-- BEGIN --
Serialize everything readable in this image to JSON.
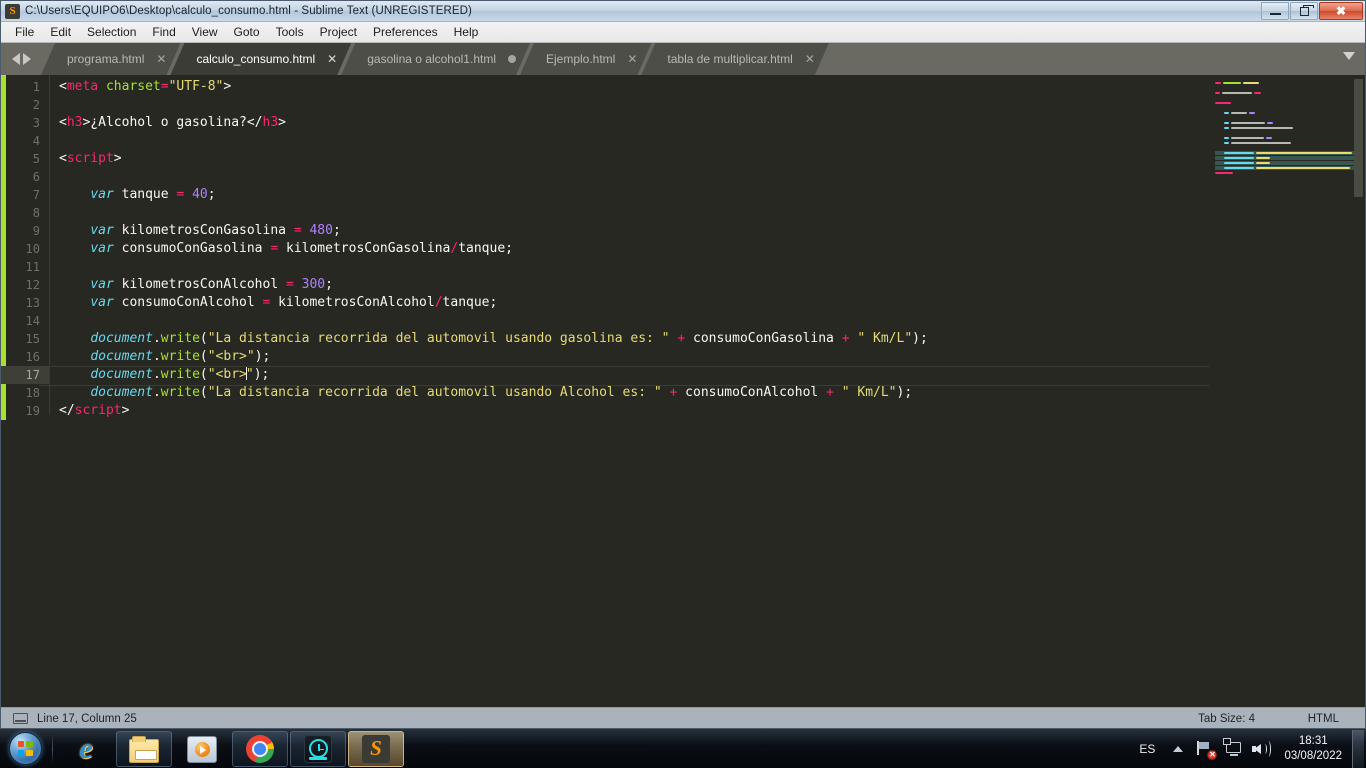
{
  "window": {
    "title": "C:\\Users\\EQUIPO6\\Desktop\\calculo_consumo.html - Sublime Text (UNREGISTERED)",
    "app_icon": "S",
    "controls": {
      "minimize": "minimize-icon",
      "maximize": "maximize-icon",
      "close": "✖"
    }
  },
  "menubar": {
    "items": [
      "File",
      "Edit",
      "Selection",
      "Find",
      "View",
      "Goto",
      "Tools",
      "Project",
      "Preferences",
      "Help"
    ]
  },
  "tabs": [
    {
      "label": "programa.html",
      "active": false,
      "dirty": false,
      "close": "✕"
    },
    {
      "label": "calculo_consumo.html",
      "active": true,
      "dirty": false,
      "close": "✕"
    },
    {
      "label": "gasolina o alcohol1.html",
      "active": false,
      "dirty": true,
      "close": "✕"
    },
    {
      "label": "Ejemplo.html",
      "active": false,
      "dirty": false,
      "close": "✕"
    },
    {
      "label": "tabla de multiplicar.html",
      "active": false,
      "dirty": false,
      "close": "✕"
    }
  ],
  "editor": {
    "current_line": 17,
    "line_numbers": [
      1,
      2,
      3,
      4,
      5,
      6,
      7,
      8,
      9,
      10,
      11,
      12,
      13,
      14,
      15,
      16,
      17,
      18,
      19
    ],
    "lines": [
      {
        "n": 1,
        "text": "<meta charset=\"UTF-8\">"
      },
      {
        "n": 2,
        "text": ""
      },
      {
        "n": 3,
        "text": "<h3>¿Alcohol o gasolina?</h3>"
      },
      {
        "n": 4,
        "text": ""
      },
      {
        "n": 5,
        "text": "<script>"
      },
      {
        "n": 6,
        "text": ""
      },
      {
        "n": 7,
        "text": "    var tanque = 40;"
      },
      {
        "n": 8,
        "text": ""
      },
      {
        "n": 9,
        "text": "    var kilometrosConGasolina = 480;"
      },
      {
        "n": 10,
        "text": "    var consumoConGasolina = kilometrosConGasolina/tanque;"
      },
      {
        "n": 11,
        "text": ""
      },
      {
        "n": 12,
        "text": "    var kilometrosConAlcohol = 300;"
      },
      {
        "n": 13,
        "text": "    var consumoConAlcohol = kilometrosConAlcohol/tanque;"
      },
      {
        "n": 14,
        "text": ""
      },
      {
        "n": 15,
        "text": "    document.write(\"La distancia recorrida del automovil usando gasolina es: \" + consumoConGasolina + \" Km/L\");"
      },
      {
        "n": 16,
        "text": "    document.write(\"<br>\");"
      },
      {
        "n": 17,
        "text": "    document.write(\"<br>\");"
      },
      {
        "n": 18,
        "text": "    document.write(\"La distancia recorrida del automovil usando Alcohol es: \" + consumoConAlcohol + \" Km/L\");"
      },
      {
        "n": 19,
        "text": "</script>"
      }
    ]
  },
  "statusbar": {
    "position": "Line 17, Column 25",
    "tab_size": "Tab Size: 4",
    "syntax": "HTML"
  },
  "taskbar": {
    "start": "start-orb",
    "items": [
      {
        "name": "internet-explorer",
        "glyph": "e"
      },
      {
        "name": "windows-explorer",
        "glyph": "folder"
      },
      {
        "name": "windows-media-player",
        "glyph": "play"
      },
      {
        "name": "google-chrome",
        "glyph": "chrome"
      },
      {
        "name": "clock-app",
        "glyph": "clock"
      },
      {
        "name": "sublime-text",
        "glyph": "S"
      }
    ],
    "tray": {
      "language": "ES",
      "time": "18:31",
      "date": "03/08/2022",
      "icons": [
        "network-error-icon",
        "monitor-icon",
        "volume-icon"
      ]
    }
  },
  "colors": {
    "editor_bg": "#272822",
    "accent_green": "#a6e22e",
    "tag": "#f92672",
    "string": "#e6db74",
    "keyword": "#66d9ef",
    "number": "#ae81ff",
    "statusbar_bg": "#aab2bc"
  }
}
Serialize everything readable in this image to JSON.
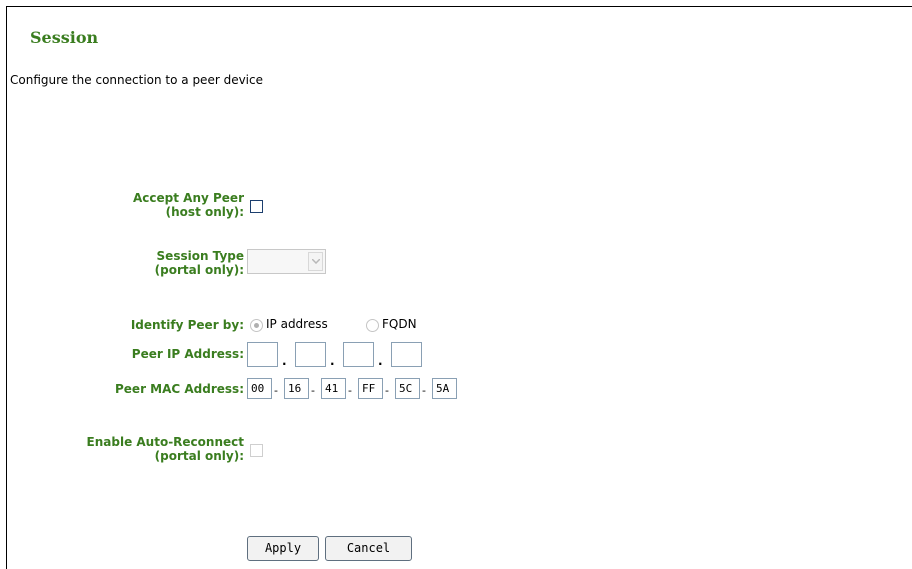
{
  "title": "Session",
  "description": "Configure the connection to a peer device",
  "accept_any_peer": {
    "label_line1": "Accept Any Peer",
    "label_line2": "(host only):"
  },
  "session_type": {
    "label_line1": "Session Type",
    "label_line2": "(portal only):",
    "selected": ""
  },
  "identify_peer": {
    "label": "Identify Peer by:",
    "option_ip": "IP address",
    "option_fqdn": "FQDN",
    "selected": "IP address"
  },
  "peer_ip": {
    "label": "Peer IP Address:",
    "octets": [
      "",
      "",
      "",
      ""
    ],
    "separator": "."
  },
  "peer_mac": {
    "label": "Peer MAC Address:",
    "octets": [
      "00",
      "16",
      "41",
      "FF",
      "5C",
      "5A"
    ],
    "separator": "-"
  },
  "auto_reconnect": {
    "label_line1": "Enable Auto-Reconnect",
    "label_line2": "(portal only):"
  },
  "buttons": {
    "apply": "Apply",
    "cancel": "Cancel"
  }
}
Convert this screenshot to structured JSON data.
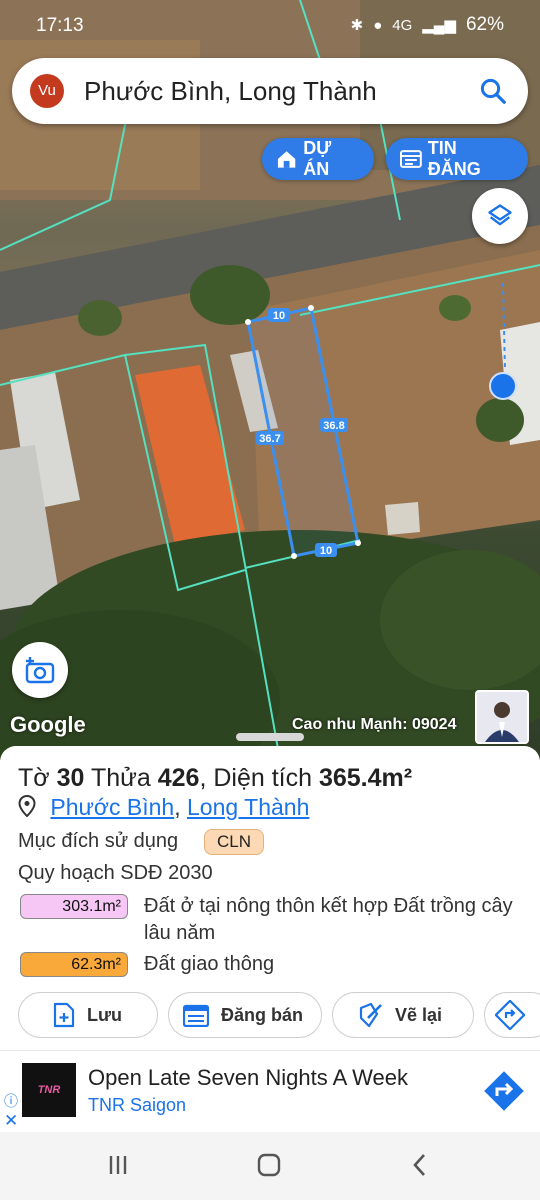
{
  "status_bar": {
    "time": "17:13",
    "network": "4G",
    "battery": "62%"
  },
  "search": {
    "avatar_text": "Vu",
    "location": "Phước Bình, Long Thành"
  },
  "map_buttons": {
    "project_label": "DỰ ÁN",
    "listing_label": "TIN ĐĂNG"
  },
  "map": {
    "edge_top": "10",
    "edge_right": "36.8",
    "edge_left": "36.7",
    "edge_bottom": "10",
    "google_text": "Google",
    "contact_text": "Cao nhu Mạnh: 09024"
  },
  "parcel": {
    "sheet_label": "Tờ",
    "sheet_number": "30",
    "lot_label": "Thửa",
    "lot_number": "426",
    "area_label": "Diện tích",
    "area_value": "365.4m²",
    "ward": "Phước Bình",
    "district": "Long Thành",
    "purpose_label": "Mục đích sử dụng",
    "purpose_code": "CLN",
    "plan_label": "Quy hoạch SDĐ 2030",
    "zones": [
      {
        "area": "303.1m²",
        "description": "Đất ở tại nông thôn kết hợp Đất trồng cây lâu năm",
        "color": "#f6c6f5"
      },
      {
        "area": "62.3m²",
        "description": "Đất giao thông",
        "color": "#f9a93a"
      }
    ]
  },
  "actions": {
    "save": "Lưu",
    "sell": "Đăng bán",
    "redraw": "Vẽ lại"
  },
  "ad": {
    "logo_text": "TNR Saigon",
    "headline": "Open Late Seven Nights A Week",
    "brand": "TNR Saigon"
  },
  "colors": {
    "accent": "#2f7be8",
    "parcel_outline": "#3a8ff0",
    "cadastral_line": "#55e0c0"
  }
}
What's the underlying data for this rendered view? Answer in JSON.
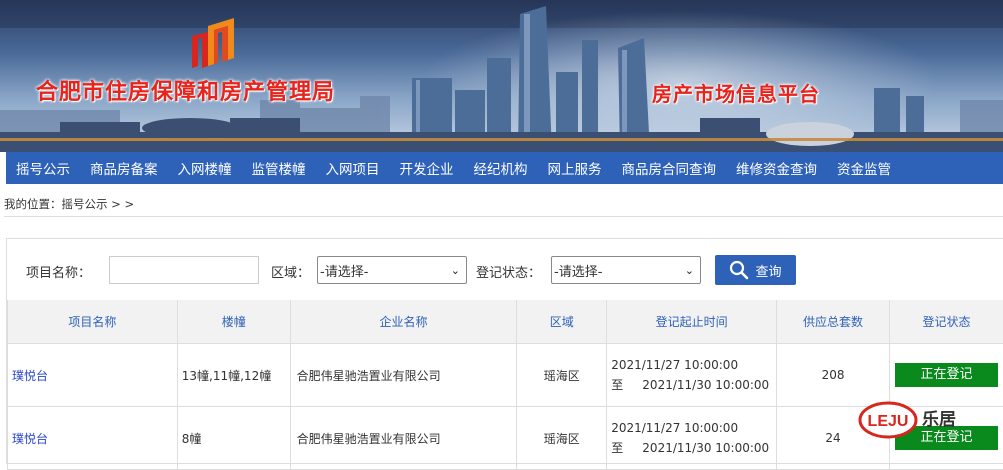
{
  "banner": {
    "title_left": "合肥市住房保障和房产管理局",
    "title_right": "房产市场信息平台",
    "logo_icon": "building-logo-icon"
  },
  "nav": {
    "items": [
      "摇号公示",
      "商品房备案",
      "入网楼幢",
      "监管楼幢",
      "入网项目",
      "开发企业",
      "经纪机构",
      "网上服务",
      "商品房合同查询",
      "维修资金查询",
      "资金监管"
    ]
  },
  "breadcrumb": "我的位置：摇号公示 > >",
  "search": {
    "project_label": "项目名称：",
    "project_value": "",
    "area_label": "区域：",
    "area_selected": "-请选择-",
    "status_label": "登记状态：",
    "status_selected": "-请选择-",
    "button_label": "查询"
  },
  "table": {
    "headers": [
      "项目名称",
      "楼幢",
      "企业名称",
      "区域",
      "登记起止时间",
      "供应总套数",
      "登记状态"
    ],
    "rows": [
      {
        "project": "璞悦台",
        "buildings": "13幢,11幢,12幢",
        "company": "合肥伟星驰浩置业有限公司",
        "area": "瑶海区",
        "start": "2021/11/27 10:00:00",
        "to": "至",
        "end": "2021/11/30 10:00:00",
        "total": "208",
        "status": "正在登记"
      },
      {
        "project": "璞悦台",
        "buildings": "8幢",
        "company": "合肥伟星驰浩置业有限公司",
        "area": "瑶海区",
        "start": "2021/11/27 10:00:00",
        "to": "至",
        "end": "2021/11/30 10:00:00",
        "total": "24",
        "status": "正在登记"
      }
    ]
  },
  "watermark": {
    "text": "乐居",
    "logo": "LEJU"
  },
  "colors": {
    "nav_blue": "#2e62b8",
    "title_red": "#e8231c",
    "status_green": "#0a8a1c",
    "link_blue": "#2a46c8"
  }
}
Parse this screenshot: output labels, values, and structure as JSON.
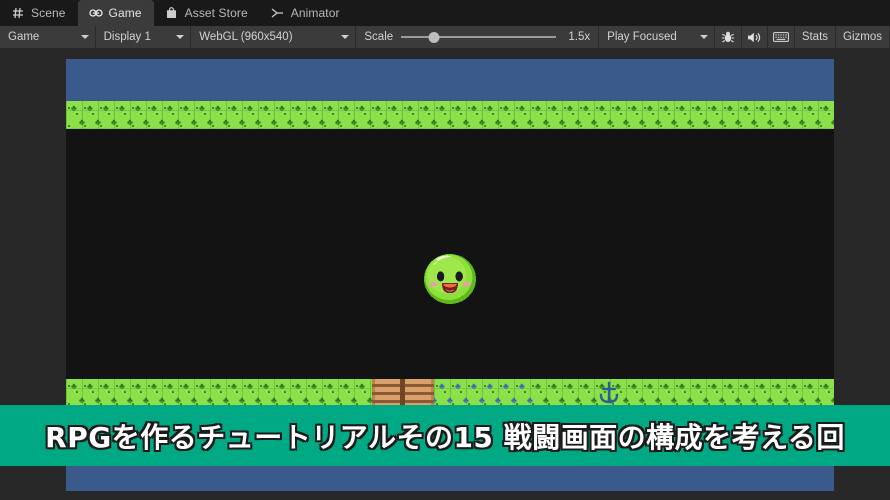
{
  "window": {
    "tabs": [
      {
        "label": "Scene",
        "icon": "grid-icon",
        "active": false
      },
      {
        "label": "Game",
        "icon": "gamepad-icon",
        "active": true
      },
      {
        "label": "Asset Store",
        "icon": "shopping-bag-icon",
        "active": false
      },
      {
        "label": "Animator",
        "icon": "animator-icon",
        "active": false
      }
    ]
  },
  "toolbar": {
    "view_dropdown": "Game",
    "display_dropdown": "Display 1",
    "resolution_dropdown": "WebGL (960x540)",
    "scale_label": "Scale",
    "scale_value": "1.5x",
    "scale_percent": 21,
    "play_mode_dropdown": "Play Focused",
    "icons": [
      {
        "name": "bug-icon",
        "glyph": "bug"
      },
      {
        "name": "mute-audio-icon",
        "glyph": "speaker"
      },
      {
        "name": "keyboard-icon",
        "glyph": "keyboard"
      }
    ],
    "stats_label": "Stats",
    "gizmos_label": "Gizmos"
  },
  "game_view": {
    "colors": {
      "water": "#3a5a8c",
      "grass": "#8ce04a",
      "background": "#131313",
      "bridge": "#d9a06a",
      "slime_body": "#7ed321",
      "gizmo": "#2a5f96"
    },
    "objects": [
      {
        "name": "water-strip-top",
        "type": "tilemap-water"
      },
      {
        "name": "grass-strip-top",
        "type": "tilemap-grass"
      },
      {
        "name": "slime-enemy",
        "type": "sprite"
      },
      {
        "name": "grass-strip-bottom",
        "type": "tilemap-grass"
      },
      {
        "name": "wooden-bridge",
        "type": "tilemap-bridge"
      },
      {
        "name": "anchor-gizmo",
        "type": "gizmo"
      },
      {
        "name": "water-strip-bottom",
        "type": "tilemap-water"
      }
    ]
  },
  "banner": {
    "text": "RPGを作るチュートリアルその15 戦闘画面の構成を考える回",
    "background_color": "#00a884",
    "text_color": "#ffffff"
  }
}
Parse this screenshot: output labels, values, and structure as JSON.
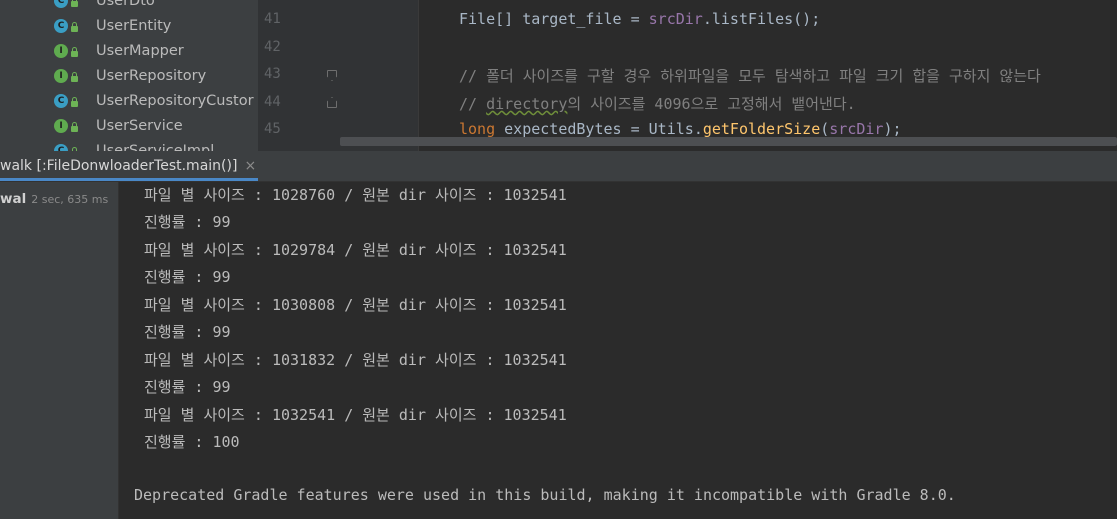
{
  "project_tree": {
    "items": [
      {
        "label": "UserDto",
        "kind": "C"
      },
      {
        "label": "UserEntity",
        "kind": "C"
      },
      {
        "label": "UserMapper",
        "kind": "I"
      },
      {
        "label": "UserRepository",
        "kind": "I"
      },
      {
        "label": "UserRepositoryCustor",
        "kind": "C"
      },
      {
        "label": "UserService",
        "kind": "I"
      },
      {
        "label": "UserServiceImpl",
        "kind": "C"
      }
    ]
  },
  "editor": {
    "lines": [
      {
        "number": "41"
      },
      {
        "number": "42"
      },
      {
        "number": "43"
      },
      {
        "number": "44"
      },
      {
        "number": "45"
      }
    ],
    "code": {
      "l41": {
        "type": "File",
        "rest1": "[] target_file = ",
        "obj": "srcDir",
        "dot": ".",
        "method": "listFiles",
        "end": "();"
      },
      "l43": {
        "comment": "// 폴더 사이즈를 구할 경우 하위파일을 모두 탐색하고 파일 크기 합을 구하지 않는다"
      },
      "l44": {
        "prefix": "// ",
        "word": "directory",
        "suffix": "의 사이즈를 4096으로 고정해서 뱉어낸다."
      },
      "l45": {
        "keyword": "long",
        "var": " expectedBytes = ",
        "cls": "Utils",
        "dot": ".",
        "method": "getFolderSize",
        "open": "(",
        "arg": "srcDir",
        "close": ");"
      }
    }
  },
  "run_window": {
    "tab_label": "walk [:FileDonwloaderTest.main()]",
    "close_icon": "×",
    "tree_node": {
      "name": "wal",
      "time": "2 sec, 635 ms"
    }
  },
  "console": {
    "lines": [
      "파일 별 사이즈 : 1028760 / 원본 dir 사이즈 : 1032541",
      "진행률 : 99",
      "파일 별 사이즈 : 1029784 / 원본 dir 사이즈 : 1032541",
      "진행률 : 99",
      "파일 별 사이즈 : 1030808 / 원본 dir 사이즈 : 1032541",
      "진행률 : 99",
      "파일 별 사이즈 : 1031832 / 원본 dir 사이즈 : 1032541",
      "진행률 : 99",
      "파일 별 사이즈 : 1032541 / 원본 dir 사이즈 : 1032541",
      "진행률 : 100"
    ],
    "footer": "Deprecated Gradle features were used in this build, making it incompatible with Gradle 8.0."
  }
}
-- END --
Written problem:
Lines that include the word "description" — how many are there in the data? Answer with the number alone.

Full solution:
3